PROBLEM REQUIREMENTS » Quote every line below exactly and skip any picture.

Recorded data
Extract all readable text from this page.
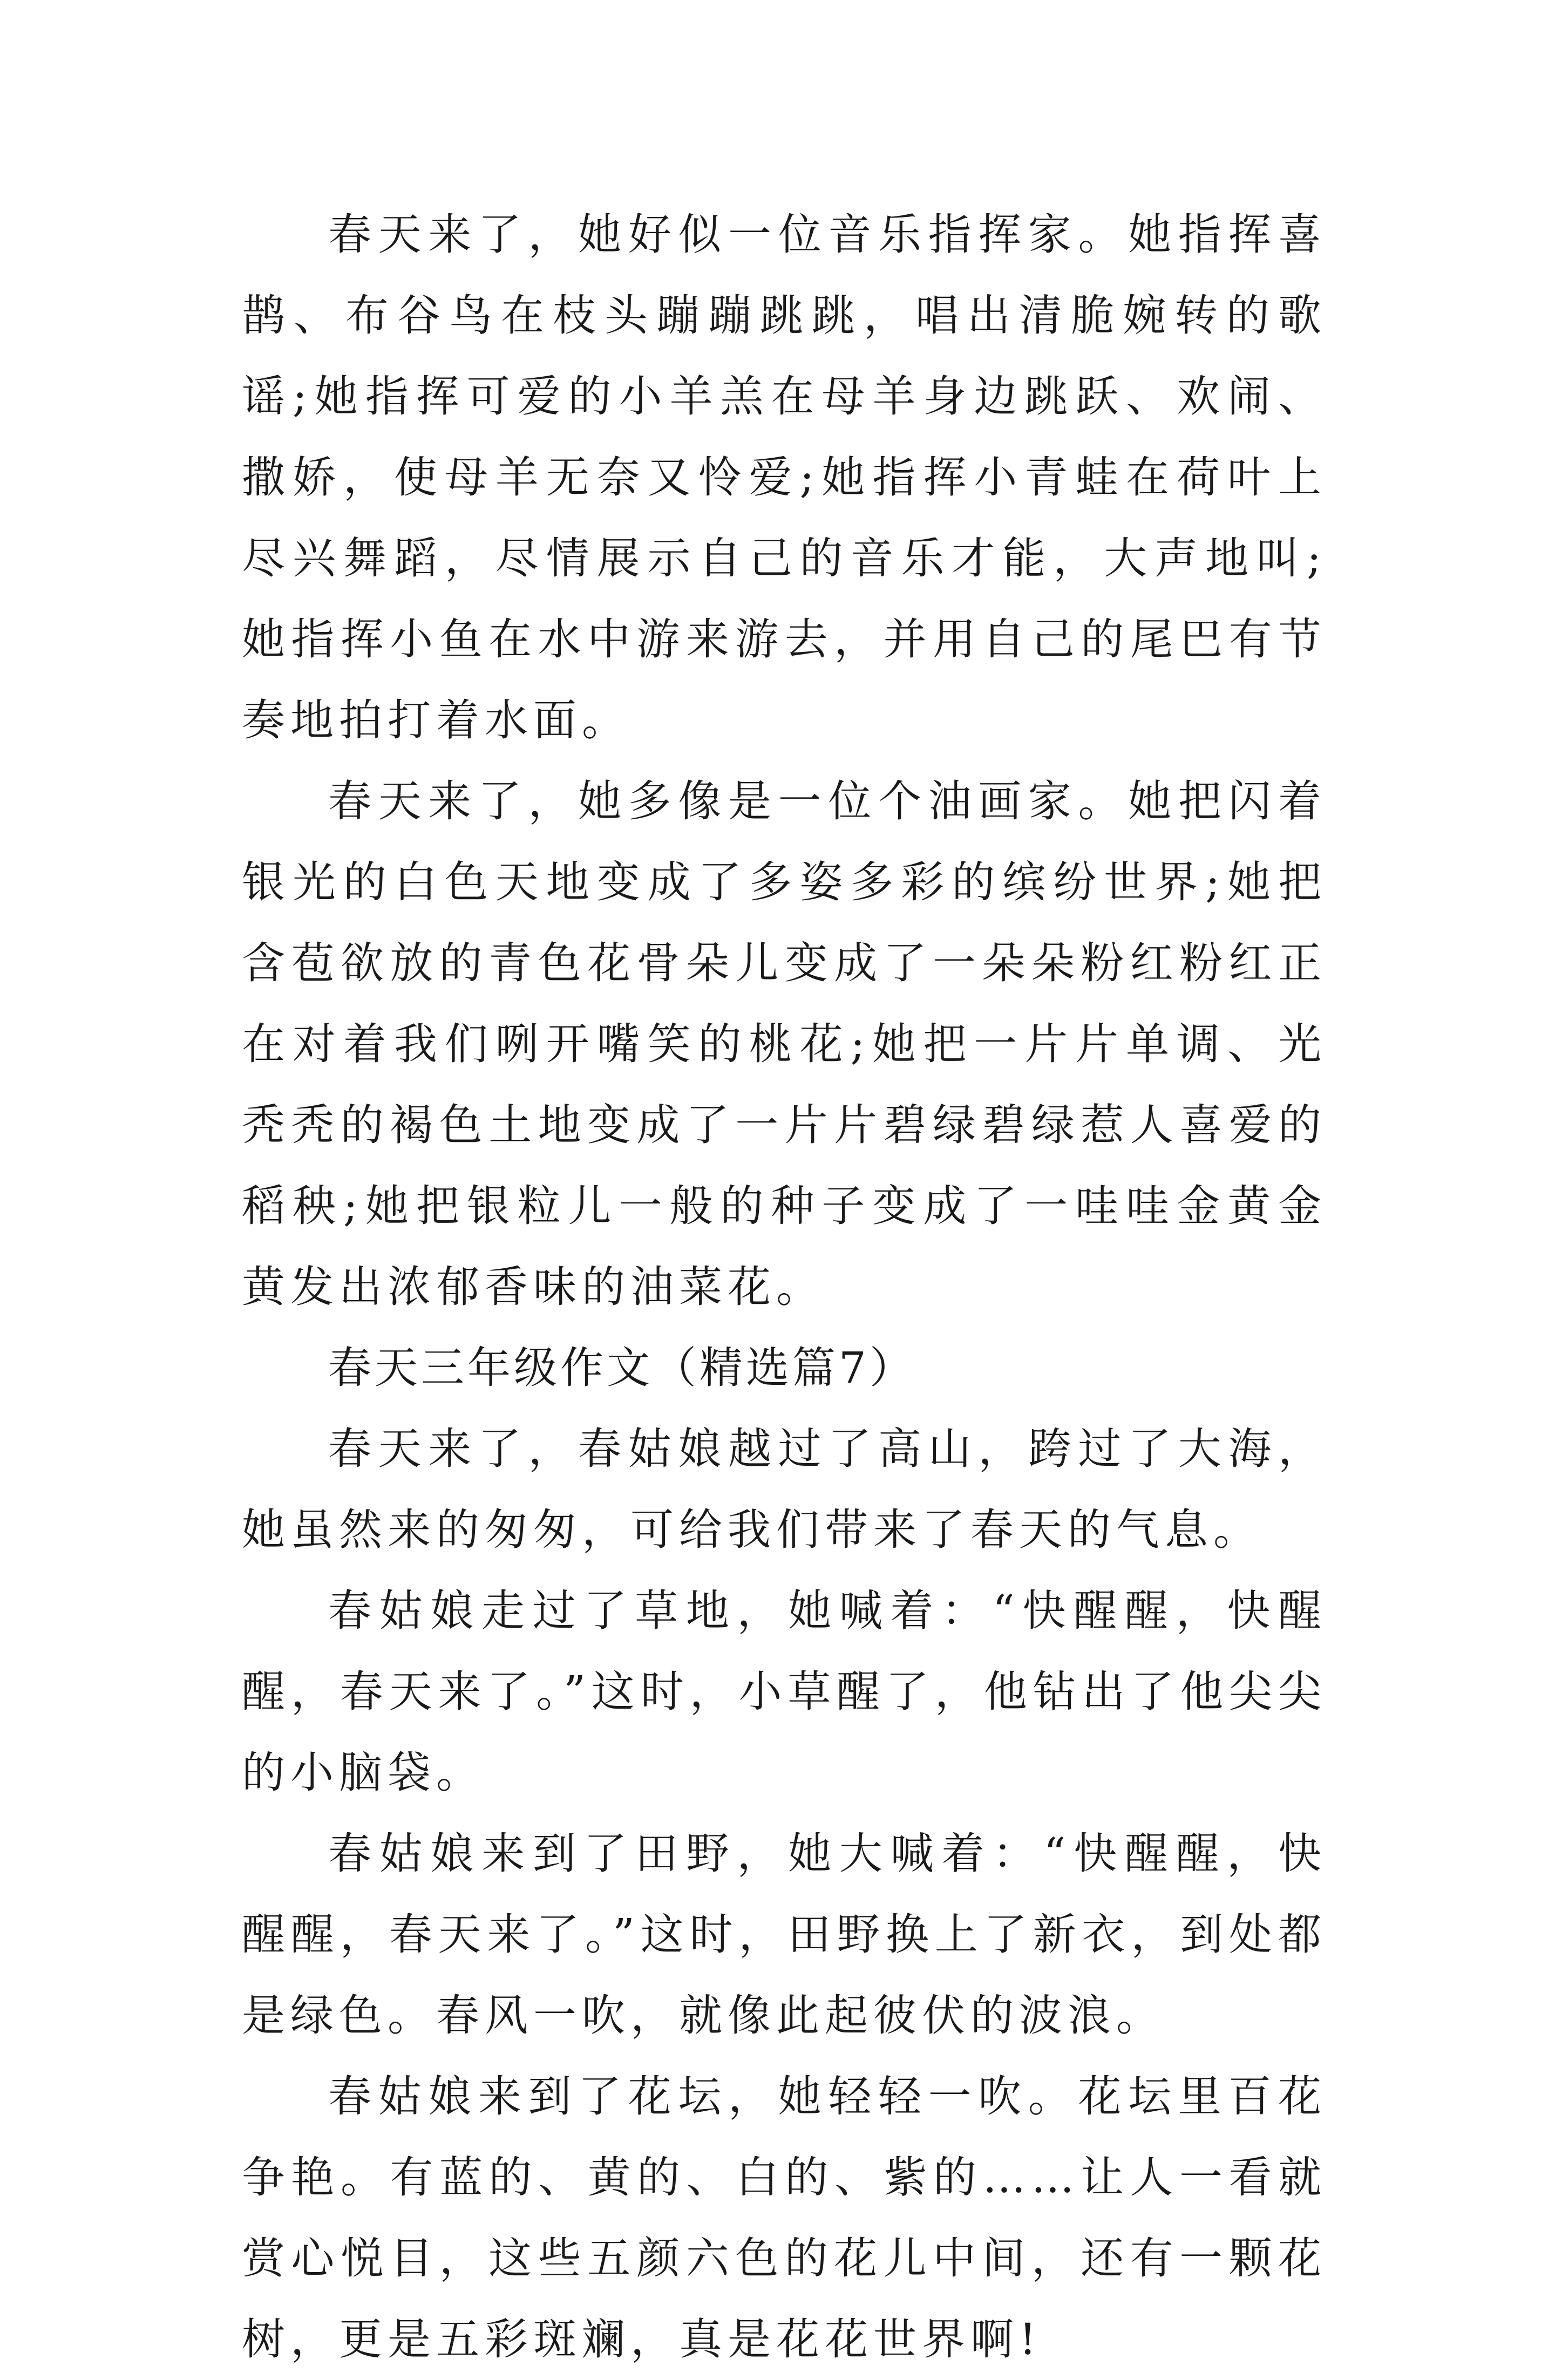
春天来了，她好似一位音乐指挥家。她指挥喜鹊、布谷鸟在枝头蹦蹦跳跳，唱出清脆婉转的歌谣;她指挥可爱的小羊羔在母羊身边跳跃、欢闹、撒娇，使母羊无奈又怜爱;她指挥小青蛙在荷叶上尽兴舞蹈，尽情展示自己的音乐才能，大声地叫;她指挥小鱼在水中游来游去，并用自己的尾巴有节奏地拍打着水面。

春天来了，她多像是一位个油画家。她把闪着银光的白色天地变成了多姿多彩的缤纷世界;她把含苞欲放的青色花骨朵儿变成了一朵朵粉红粉红正在对着我们咧开嘴笑的桃花;她把一片片单调、光秃秃的褐色土地变成了一片片碧绿碧绿惹人喜爱的稻秧;她把银粒儿一般的种子变成了一哇哇金黄金黄发出浓郁香味的油菜花。

春天三年级作文（精选篇7）

春天来了，春姑娘越过了高山，跨过了大海，她虽然来的匆匆，可给我们带来了春天的气息。

春姑娘走过了草地，她喊着：“快醒醒，快醒醒，春天来了。”这时，小草醒了，他钻出了他尖尖的小脑袋。

春姑娘来到了田野，她大喊着：“快醒醒，快醒醒，春天来了。”这时，田野换上了新衣，到处都是绿色。春风一吹，就像此起彼伏的波浪。

春姑娘来到了花坛，她轻轻一吹。花坛里百花争艳。有蓝的、黄的、白的、紫的……让人一看就赏心悦目，这些五颜六色的花儿中间，还有一颗花树，更是五彩斑斓，真是花花世界啊!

THE ANSWER »
Extract all readable text from this page.
春天来了，她好似一位音乐指挥家。她指挥喜鹊、布谷鸟在枝头蹦蹦跳跳，唱出清脆婉转的歌谣;她指挥可爱的小羊羔在母羊身边跳跃、欢闹、撒娇，使母羊无奈又怜爱;她指挥小青蛙在荷叶上尽兴舞蹈，尽情展示自己的音乐才能，大声地叫;她指挥小鱼在水中游来游去，并用自己的尾巴有节奏地拍打着水面。

春天来了，她多像是一位个油画家。她把闪着银光的白色天地变成了多姿多彩的缤纷世界;她把含苞欲放的青色花骨朵儿变成了一朵朵粉红粉红正在对着我们咧开嘴笑的桃花;她把一片片单调、光秃秃的褐色土地变成了一片片碧绿碧绿惹人喜爱的稻秧;她把银粒儿一般的种子变成了一哇哇金黄金黄发出浓郁香味的油菜花。

春天三年级作文（精选篇7）

春天来了，春姑娘越过了高山，跨过了大海，她虽然来的匆匆，可给我们带来了春天的气息。

春姑娘走过了草地，她喊着：“快醒醒，快醒醒，春天来了。”这时，小草醒了，他钻出了他尖尖的小脑袋。

春姑娘来到了田野，她大喊着：“快醒醒，快醒醒，春天来了。”这时，田野换上了新衣，到处都是绿色。春风一吹，就像此起彼伏的波浪。

春姑娘来到了花坛，她轻轻一吹。花坛里百花争艳。有蓝的、黄的、白的、紫的……让人一看就赏心悦目，这些五颜六色的花儿中间，还有一颗花树，更是五彩斑斓，真是花花世界啊!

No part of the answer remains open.